» **Set exercise**: Repeat the listing in full, preserving every character.

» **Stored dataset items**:

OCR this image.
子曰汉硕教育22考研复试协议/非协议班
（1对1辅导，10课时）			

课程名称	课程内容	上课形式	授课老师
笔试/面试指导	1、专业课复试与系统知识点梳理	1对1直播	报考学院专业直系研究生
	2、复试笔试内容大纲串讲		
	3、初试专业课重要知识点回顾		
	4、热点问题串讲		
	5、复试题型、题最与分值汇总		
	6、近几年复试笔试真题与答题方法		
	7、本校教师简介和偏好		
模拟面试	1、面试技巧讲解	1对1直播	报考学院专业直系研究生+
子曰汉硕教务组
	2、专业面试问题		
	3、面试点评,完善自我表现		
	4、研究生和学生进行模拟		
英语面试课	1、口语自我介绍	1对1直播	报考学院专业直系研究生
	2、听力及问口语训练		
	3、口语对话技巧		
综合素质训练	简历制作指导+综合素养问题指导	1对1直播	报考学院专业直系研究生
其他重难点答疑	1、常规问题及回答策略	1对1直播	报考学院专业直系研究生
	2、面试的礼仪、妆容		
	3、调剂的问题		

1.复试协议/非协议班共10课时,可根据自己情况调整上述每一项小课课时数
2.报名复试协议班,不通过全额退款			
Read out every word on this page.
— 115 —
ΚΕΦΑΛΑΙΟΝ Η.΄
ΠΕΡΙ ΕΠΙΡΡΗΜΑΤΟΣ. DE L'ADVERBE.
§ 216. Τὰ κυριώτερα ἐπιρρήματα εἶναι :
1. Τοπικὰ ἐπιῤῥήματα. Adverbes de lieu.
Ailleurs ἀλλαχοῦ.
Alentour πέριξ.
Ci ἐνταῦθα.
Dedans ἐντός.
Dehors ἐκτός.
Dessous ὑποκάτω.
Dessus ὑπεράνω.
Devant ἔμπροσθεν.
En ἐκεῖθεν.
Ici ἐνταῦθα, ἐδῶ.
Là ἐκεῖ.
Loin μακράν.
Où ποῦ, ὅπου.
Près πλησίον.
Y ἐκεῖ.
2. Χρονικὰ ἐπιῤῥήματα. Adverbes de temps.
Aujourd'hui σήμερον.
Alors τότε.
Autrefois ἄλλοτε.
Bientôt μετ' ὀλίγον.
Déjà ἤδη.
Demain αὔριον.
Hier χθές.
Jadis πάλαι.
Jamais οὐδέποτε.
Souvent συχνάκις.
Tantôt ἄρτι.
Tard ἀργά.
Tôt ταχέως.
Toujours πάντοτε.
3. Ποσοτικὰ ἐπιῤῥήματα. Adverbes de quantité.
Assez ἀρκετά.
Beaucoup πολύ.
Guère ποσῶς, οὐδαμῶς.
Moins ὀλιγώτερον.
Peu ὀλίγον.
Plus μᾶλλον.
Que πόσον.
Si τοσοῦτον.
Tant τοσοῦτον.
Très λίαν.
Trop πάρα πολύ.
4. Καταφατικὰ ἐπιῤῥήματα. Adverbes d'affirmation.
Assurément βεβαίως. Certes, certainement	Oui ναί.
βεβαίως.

» **The solution**:
OCR this image.
子曰汉硕教育22考研复试协议/非协议班
（1对1辅导，10课时）			

课程名称	课程内容	上课形式	授课老师
笔试/面试指导	1、专业课复试与系统知识点梳理	1对1直播	报考学院专业直系研究生
	2、复试笔试内容大纲串讲		
	3、初试专业课重要知识点回顾		
	4、热点问题串讲		
	5、复试题型、题最与分值汇总		
	6、近几年复试笔试真题与答题方法		
	7、本校教师简介和偏好		
模拟面试	1、面试技巧讲解	1对1直播	报考学院专业直系研究生+
子曰汉硕教务组
	2、专业面试问题		
	3、面试点评,完善自我表现		
	4、研究生和学生进行模拟		
英语面试课	1、口语自我介绍	1对1直播	报考学院专业直系研究生
	2、听力及问口语训练		
	3、口语对话技巧		
综合素质训练	简历制作指导+综合素养问题指导	1对1直播	报考学院专业直系研究生
其他重难点答疑	1、常规问题及回答策略	1对1直播	报考学院专业直系研究生
	2、面试的礼仪、妆容		
	3、调剂的问题		

1.复试协议/非协议班共10课时,可根据自己情况调整上述每一项小课课时数
2.报名复试协议班,不通过全额退款			
Read out every word on this page.
— 115 —
ΚΕΦΑΛΑΙΟΝ Η.΄
ΠΕΡΙ ΕΠΙΡΡΗΜΑΤΟΣ. DE L'ADVERBE.
§ 216. Τὰ κυριώτερα ἐπιρρήματα εἶναι :
1. Τοπικὰ ἐπιῤῥήματα. Adverbes de lieu.
Ailleurs ἀλλαχοῦ.
Alentour πέριξ.
Ci ἐνταῦθα.
Dedans ἐντός.
Dehors ἐκτός.
Dessous ὑποκάτω.
Dessus ὑπεράνω.
Devant ἔμπροσθεν.
En ἐκεῖθεν.
Ici ἐνταῦθα, ἐδῶ.
Là ἐκεῖ.
Loin μακράν.
Où ποῦ, ὅπου.
Près πλησίον.
Y ἐκεῖ.
2. Χρονικὰ ἐπιῤῥήματα. Adverbes de temps.
Aujourd'hui σήμερον.
Alors τότε.
Autrefois ἄλλοτε.
Bientôt μετ' ὀλίγον.
Déjà ἤδη.
Demain αὔριον.
Hier χθές.
Jadis πάλαι.
Jamais οὐδέποτε.
Souvent συχνάκις.
Tantôt ἄρτι.
Tard ἀργά.
Tôt ταχέως.
Toujours πάντοτε.
3. Ποσοτικὰ ἐπιῤῥήματα. Adverbes de quantité.
Assez ἀρκετά.
Beaucoup πολύ.
Guère ποσῶς, οὐδαμῶς.
Moins ὀλιγώτερον.
Peu ὀλίγον.
Plus μᾶλλον.
Que πόσον.
Si τοσοῦτον.
Tant τοσοῦτον.
Très λίαν.
Trop πάρα πολύ.
4. Καταφατικὰ ἐπιῤῥήματα. Adverbes d'affirmation.
Assurément βεβαίως. Certes, certainement	Oui ναί.
βεβαίως.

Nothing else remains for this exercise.